WRITTEN INSTRUCTION:
Collect all lines containing the word "this" from the data.
* START DATA SUPPLIED *
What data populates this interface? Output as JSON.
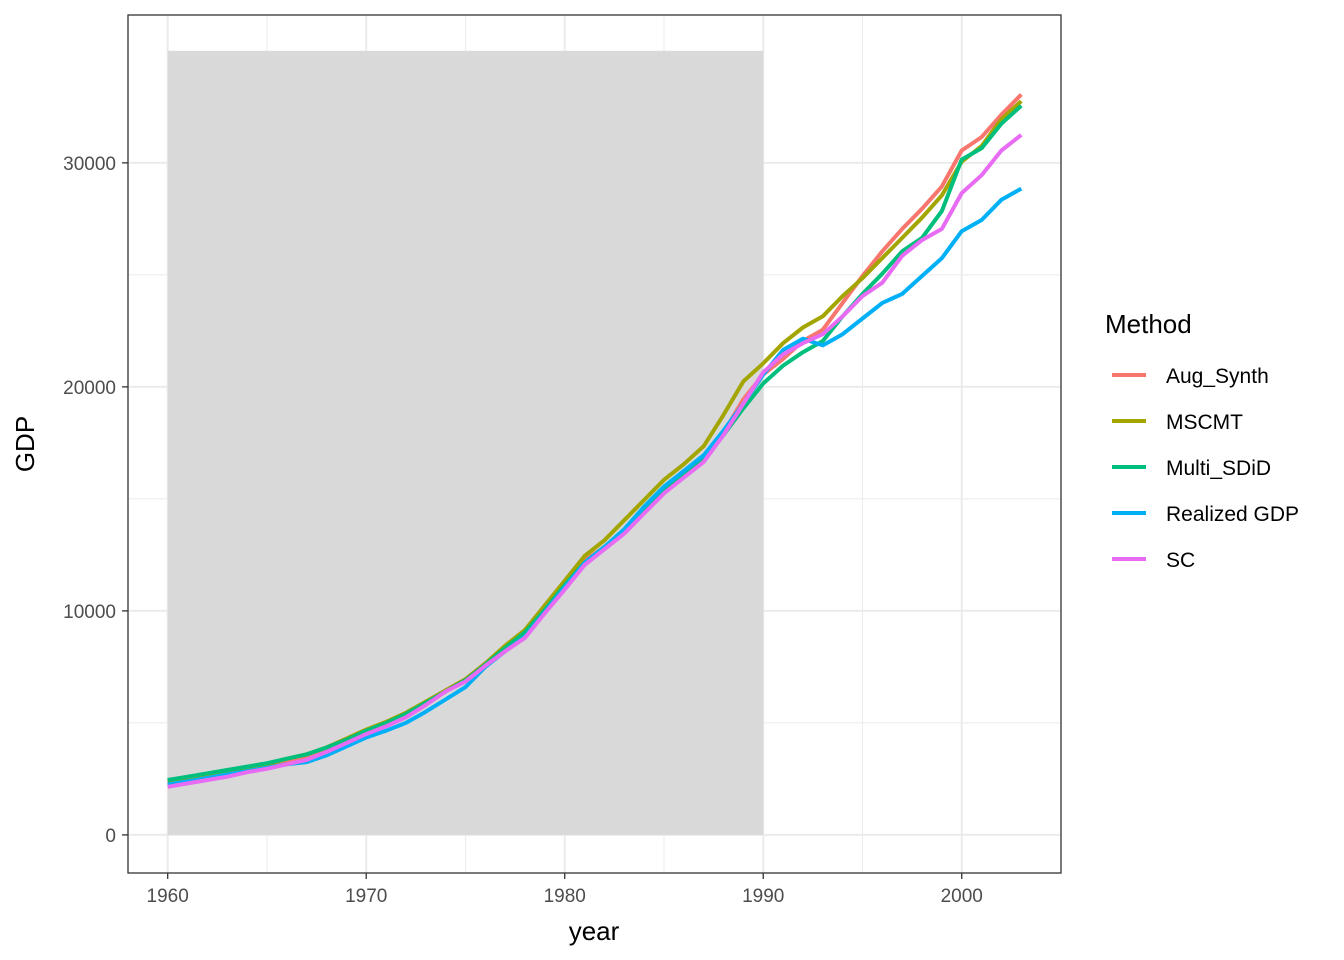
{
  "chart_data": {
    "type": "line",
    "xlabel": "year",
    "ylabel": "GDP",
    "xlim": [
      1958,
      2005
    ],
    "ylim": [
      -1700,
      36600
    ],
    "x_ticks": [
      1960,
      1970,
      1980,
      1990,
      2000
    ],
    "y_ticks": [
      0,
      10000,
      20000,
      30000
    ],
    "x_tick_labels": [
      "1960",
      "1970",
      "1980",
      "1990",
      "2000"
    ],
    "y_tick_labels": [
      "0",
      "10000",
      "20000",
      "30000"
    ],
    "grid": true,
    "theme": "bw",
    "shaded_region": {
      "x": [
        1960,
        1990
      ],
      "y": [
        0,
        35000
      ],
      "color": "#d9d9d9"
    },
    "legend": {
      "title": "Method",
      "position": "right"
    },
    "x": [
      1960,
      1961,
      1962,
      1963,
      1964,
      1965,
      1966,
      1967,
      1968,
      1969,
      1970,
      1971,
      1972,
      1973,
      1974,
      1975,
      1976,
      1977,
      1978,
      1979,
      1980,
      1981,
      1982,
      1983,
      1984,
      1985,
      1986,
      1987,
      1988,
      1989,
      1990,
      1991,
      1992,
      1993,
      1994,
      1995,
      1996,
      1997,
      1998,
      1999,
      2000,
      2001,
      2002,
      2003
    ],
    "series": [
      {
        "name": "Aug_Synth",
        "color": "#F8766D",
        "values": [
          2300,
          2450,
          2600,
          2750,
          2900,
          3050,
          3250,
          3450,
          3750,
          4150,
          4550,
          4950,
          5350,
          5900,
          6450,
          6950,
          7650,
          8350,
          9050,
          10050,
          11150,
          12250,
          12850,
          13550,
          14550,
          15450,
          16050,
          16750,
          17950,
          19450,
          20550,
          21250,
          22050,
          22550,
          23750,
          24950,
          26050,
          27050,
          27950,
          28950,
          30550,
          31150,
          32150,
          33050
        ]
      },
      {
        "name": "MSCMT",
        "color": "#A3A500",
        "values": [
          2400,
          2550,
          2700,
          2850,
          3000,
          3150,
          3400,
          3600,
          3900,
          4300,
          4700,
          5050,
          5450,
          5950,
          6450,
          6950,
          7650,
          8450,
          9150,
          10250,
          11350,
          12450,
          13150,
          14050,
          14950,
          15850,
          16550,
          17350,
          18750,
          20250,
          21050,
          21950,
          22650,
          23150,
          24050,
          24850,
          25750,
          26650,
          27550,
          28550,
          30050,
          30750,
          31950,
          32750
        ]
      },
      {
        "name": "Multi_SDiD",
        "color": "#00BF7D",
        "values": [
          2450,
          2600,
          2750,
          2900,
          3050,
          3200,
          3400,
          3600,
          3900,
          4250,
          4650,
          5000,
          5400,
          5900,
          6400,
          6900,
          7600,
          8350,
          9050,
          10050,
          11150,
          12150,
          12850,
          13550,
          14550,
          15350,
          16050,
          16750,
          17850,
          19050,
          20150,
          20950,
          21550,
          22050,
          23150,
          24150,
          25050,
          26050,
          26650,
          27850,
          30150,
          30650,
          31750,
          32550
        ]
      },
      {
        "name": "Realized GDP",
        "color": "#00B0F6",
        "values": [
          2250,
          2400,
          2550,
          2700,
          2850,
          3000,
          3150,
          3250,
          3550,
          3950,
          4350,
          4650,
          5000,
          5500,
          6050,
          6600,
          7500,
          8200,
          8850,
          9950,
          11050,
          12150,
          12850,
          13650,
          14650,
          15550,
          16250,
          16950,
          18050,
          19250,
          20550,
          21650,
          22150,
          21850,
          22350,
          23050,
          23750,
          24150,
          24950,
          25750,
          26950,
          27450,
          28350,
          28850
        ]
      },
      {
        "name": "SC",
        "color": "#E76BF3",
        "values": [
          2150,
          2300,
          2450,
          2600,
          2800,
          2950,
          3150,
          3350,
          3700,
          4100,
          4500,
          4850,
          5250,
          5800,
          6400,
          6850,
          7550,
          8200,
          8800,
          9900,
          10950,
          12050,
          12750,
          13450,
          14350,
          15250,
          15950,
          16650,
          17850,
          19250,
          20650,
          21450,
          21950,
          22350,
          23150,
          24050,
          24650,
          25850,
          26550,
          27050,
          28650,
          29450,
          30550,
          31250
        ]
      }
    ]
  }
}
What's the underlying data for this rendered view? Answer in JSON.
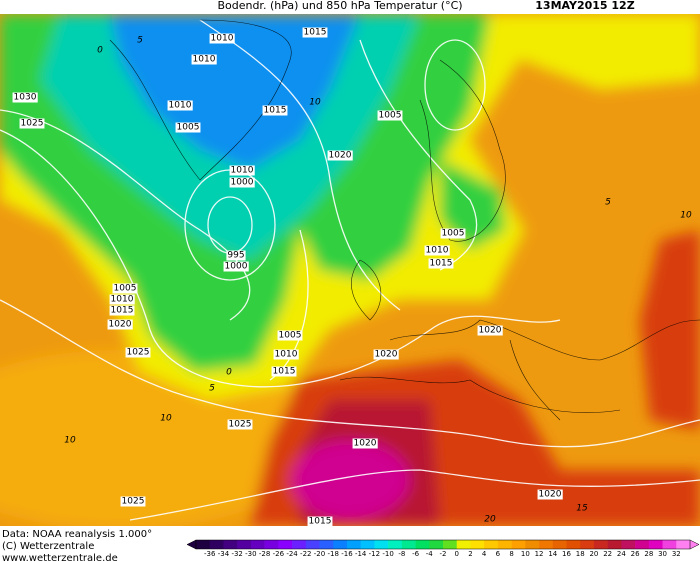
{
  "header": {
    "title": "Bodendr. (hPa) und 850 hPa Temperatur (°C)",
    "date": "13MAY2015 12Z"
  },
  "isobar_labels": [
    "1010",
    "1015",
    "1010",
    "1030",
    "1010",
    "1015",
    "1025",
    "1005",
    "1005",
    "1020",
    "1010",
    "1000",
    "995",
    "1000",
    "1005",
    "1010",
    "1015",
    "1005",
    "1010",
    "1015",
    "1020",
    "1025",
    "1005",
    "1010",
    "1015",
    "1020",
    "1020",
    "1025",
    "1020",
    "1025",
    "1020",
    "1015"
  ],
  "isotherm_labels": [
    "0",
    "5",
    "10",
    "5",
    "10",
    "0",
    "5",
    "10",
    "10",
    "15",
    "20"
  ],
  "footer": {
    "source": "Data: NOAA reanalysis 1.000°",
    "copyright": "(C) Wetterzentrale",
    "website": "www.wetterzentrale.de"
  },
  "colorbar": {
    "labels": [
      "-36",
      "-34",
      "-32",
      "-30",
      "-28",
      "-26",
      "-24",
      "-22",
      "-20",
      "-18",
      "-16",
      "-14",
      "-12",
      "-10",
      "-8",
      "-6",
      "-4",
      "-2",
      "0",
      "2",
      "4",
      "6",
      "8",
      "10",
      "12",
      "14",
      "16",
      "18",
      "20",
      "22",
      "24",
      "26",
      "28",
      "30",
      "32"
    ],
    "colors": [
      "#1e0040",
      "#300060",
      "#420080",
      "#5400a0",
      "#6600c0",
      "#7800e0",
      "#8a00ff",
      "#6a20ff",
      "#4a40ff",
      "#2a60ff",
      "#0a80ff",
      "#00a0ff",
      "#00c0ff",
      "#00e0f0",
      "#00f0c0",
      "#00e890",
      "#00e060",
      "#20d840",
      "#60e020",
      "#f0f000",
      "#ffe000",
      "#ffc800",
      "#ffb400",
      "#ffa000",
      "#f08c00",
      "#f07800",
      "#e86400",
      "#e05000",
      "#d83c10",
      "#c82820",
      "#b81830",
      "#c01060",
      "#d00090",
      "#e000c0",
      "#f040e0",
      "#ff80f0"
    ]
  }
}
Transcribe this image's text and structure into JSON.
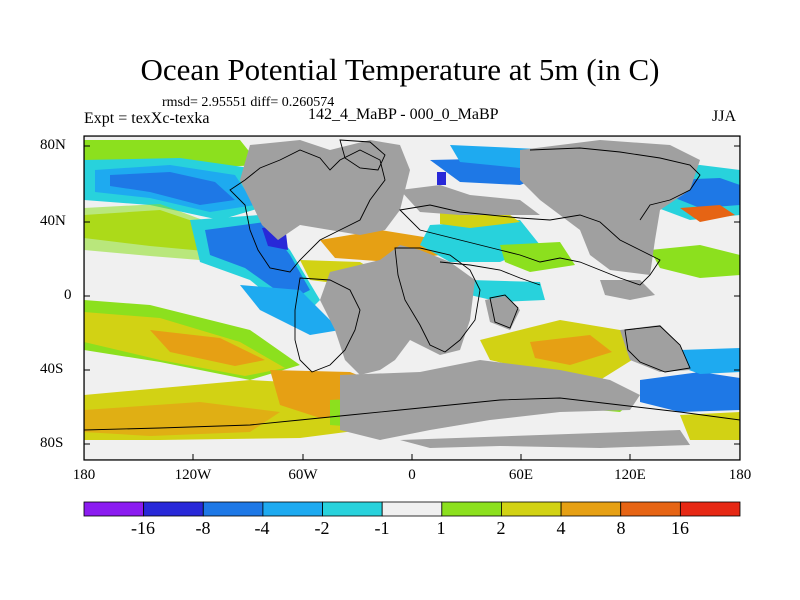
{
  "title": "Ocean Potential Temperature at 5m (in C)",
  "stats": "rmsd= 2.95551 diff= 0.260574",
  "experiment": "Expt = texXc-texka",
  "subtitle": "142_4_MaBP - 000_0_MaBP",
  "season": "JJA",
  "lat_ticks": [
    "80N",
    "40N",
    "0",
    "40S",
    "80S"
  ],
  "lon_ticks": [
    "180",
    "120W",
    "60W",
    "0",
    "60E",
    "120E",
    "180"
  ],
  "colorbar": {
    "labels": [
      "-16",
      "-8",
      "-4",
      "-2",
      "-1",
      "1",
      "2",
      "4",
      "8",
      "16"
    ],
    "colors": [
      "#8b1cf0",
      "#2828d8",
      "#1e78e6",
      "#1eaaf0",
      "#28d2dc",
      "#f0f0f0",
      "#8ce01e",
      "#d2d214",
      "#e6a014",
      "#e66414",
      "#e62814"
    ]
  },
  "colors": {
    "land": "#a0a0a0",
    "ocean_neutral": "#f0f0f0"
  }
}
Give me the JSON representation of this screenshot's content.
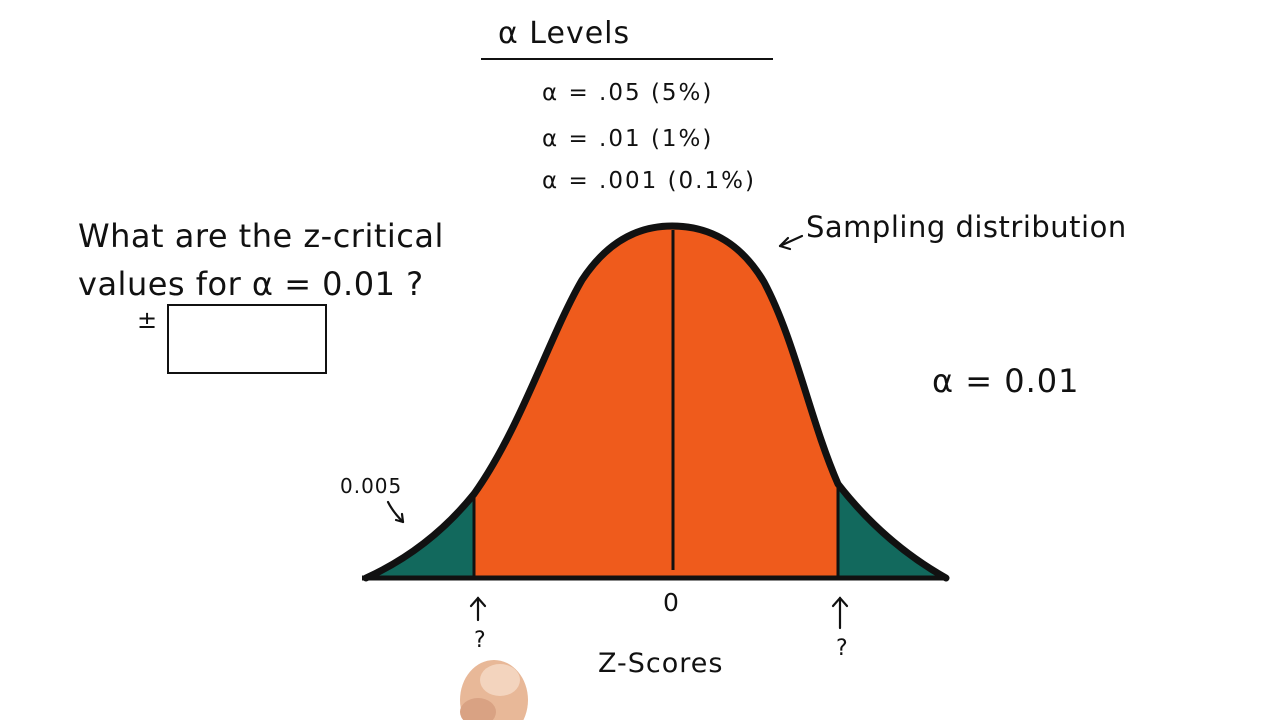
{
  "heading": {
    "title": "α Levels",
    "levels": [
      "α = .05 (5%)",
      "α = .01 (1%)",
      "α = .001 (0.1%)"
    ]
  },
  "question": {
    "line1": "What are the z-critical",
    "line2": "values for α = 0.01 ?",
    "plus_minus": "±",
    "answer_value": ""
  },
  "diagram": {
    "curve_label": "Sampling distribution",
    "alpha_label": "α = 0.01",
    "tail_area_label": "0.005",
    "center_label": "0",
    "critical_left_label": "?",
    "critical_right_label": "?",
    "axis_label": "Z-Scores",
    "colors": {
      "body": "#EF5B1C",
      "tails": "#12695D",
      "outline": "#111111"
    }
  }
}
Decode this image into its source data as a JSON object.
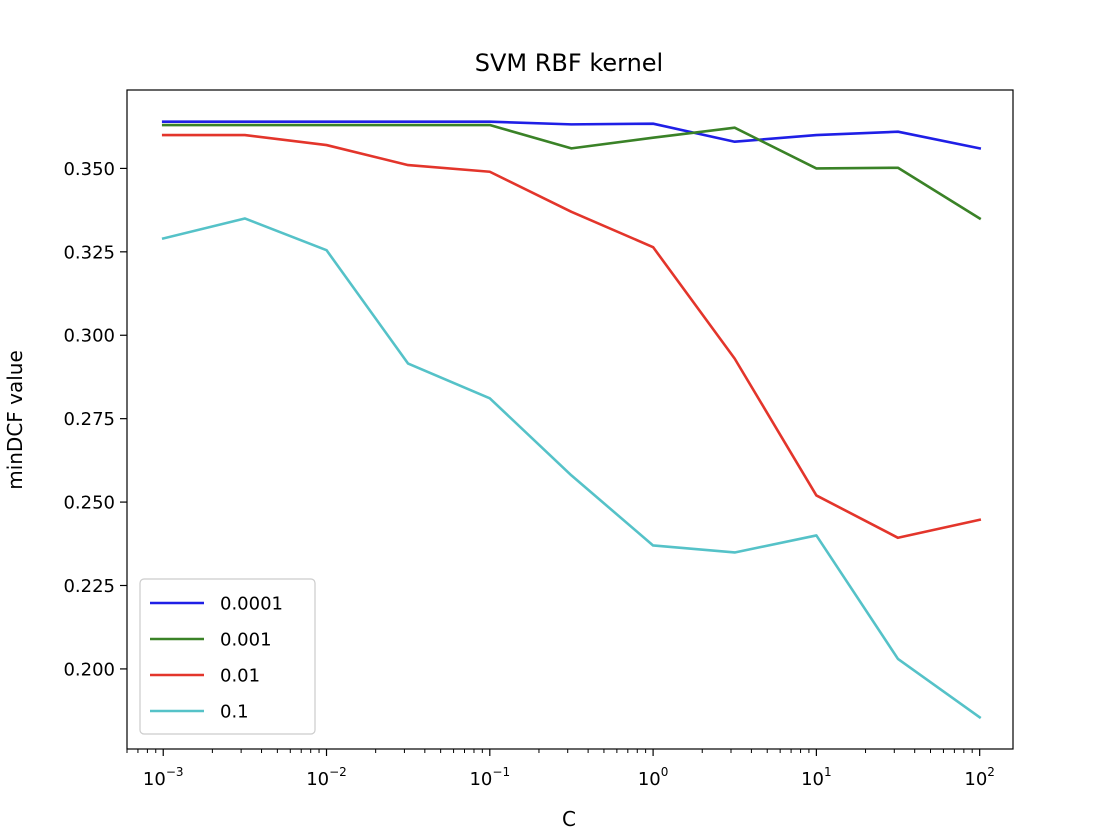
{
  "chart_data": {
    "type": "line",
    "title": "SVM RBF kernel",
    "xlabel": "C",
    "ylabel": "minDCF value",
    "xscale": "log",
    "xlim": [
      0.0006,
      160
    ],
    "ylim": [
      0.176,
      0.3735
    ],
    "grid": false,
    "legend_position": "lower-left",
    "x": [
      0.001,
      0.00316,
      0.01,
      0.0316,
      0.1,
      0.316,
      1,
      3.16,
      10,
      31.6,
      100
    ],
    "x_ticks": [
      {
        "value": 0.001,
        "base": "10",
        "exp": "−3"
      },
      {
        "value": 0.01,
        "base": "10",
        "exp": "−2"
      },
      {
        "value": 0.1,
        "base": "10",
        "exp": "−1"
      },
      {
        "value": 1,
        "base": "10",
        "exp": "0"
      },
      {
        "value": 10,
        "base": "10",
        "exp": "1"
      },
      {
        "value": 100,
        "base": "10",
        "exp": "2"
      }
    ],
    "y_ticks": [
      {
        "value": 0.2,
        "label": "0.200"
      },
      {
        "value": 0.225,
        "label": "0.225"
      },
      {
        "value": 0.25,
        "label": "0.250"
      },
      {
        "value": 0.275,
        "label": "0.275"
      },
      {
        "value": 0.3,
        "label": "0.300"
      },
      {
        "value": 0.325,
        "label": "0.325"
      },
      {
        "value": 0.35,
        "label": "0.350"
      }
    ],
    "series": [
      {
        "name": "0.0001",
        "color": "#1f1fe6",
        "values": [
          0.364,
          0.364,
          0.364,
          0.364,
          0.364,
          0.3632,
          0.3634,
          0.358,
          0.36,
          0.361,
          0.356
        ]
      },
      {
        "name": "0.001",
        "color": "#3a8227",
        "values": [
          0.363,
          0.363,
          0.363,
          0.363,
          0.363,
          0.356,
          0.3592,
          0.3622,
          0.35,
          0.3502,
          0.335
        ]
      },
      {
        "name": "0.01",
        "color": "#e3352b",
        "values": [
          0.36,
          0.36,
          0.357,
          0.351,
          0.349,
          0.337,
          0.3264,
          0.293,
          0.252,
          0.2393,
          0.2447
        ]
      },
      {
        "name": "0.1",
        "color": "#55c2c8",
        "values": [
          0.329,
          0.335,
          0.3255,
          0.2915,
          0.2811,
          0.258,
          0.237,
          0.2349,
          0.24,
          0.203,
          0.1855
        ]
      }
    ]
  }
}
* END DATA SUPPLIED *
TASK SOLUTION:
What data populates this interface? Output as JSON.
What's the underlying data for this rendered view? Answer in JSON.
Transcribe this image's text and structure into JSON.
Give me the JSON representation of this screenshot's content.
Decode this image into its source data as a JSON object.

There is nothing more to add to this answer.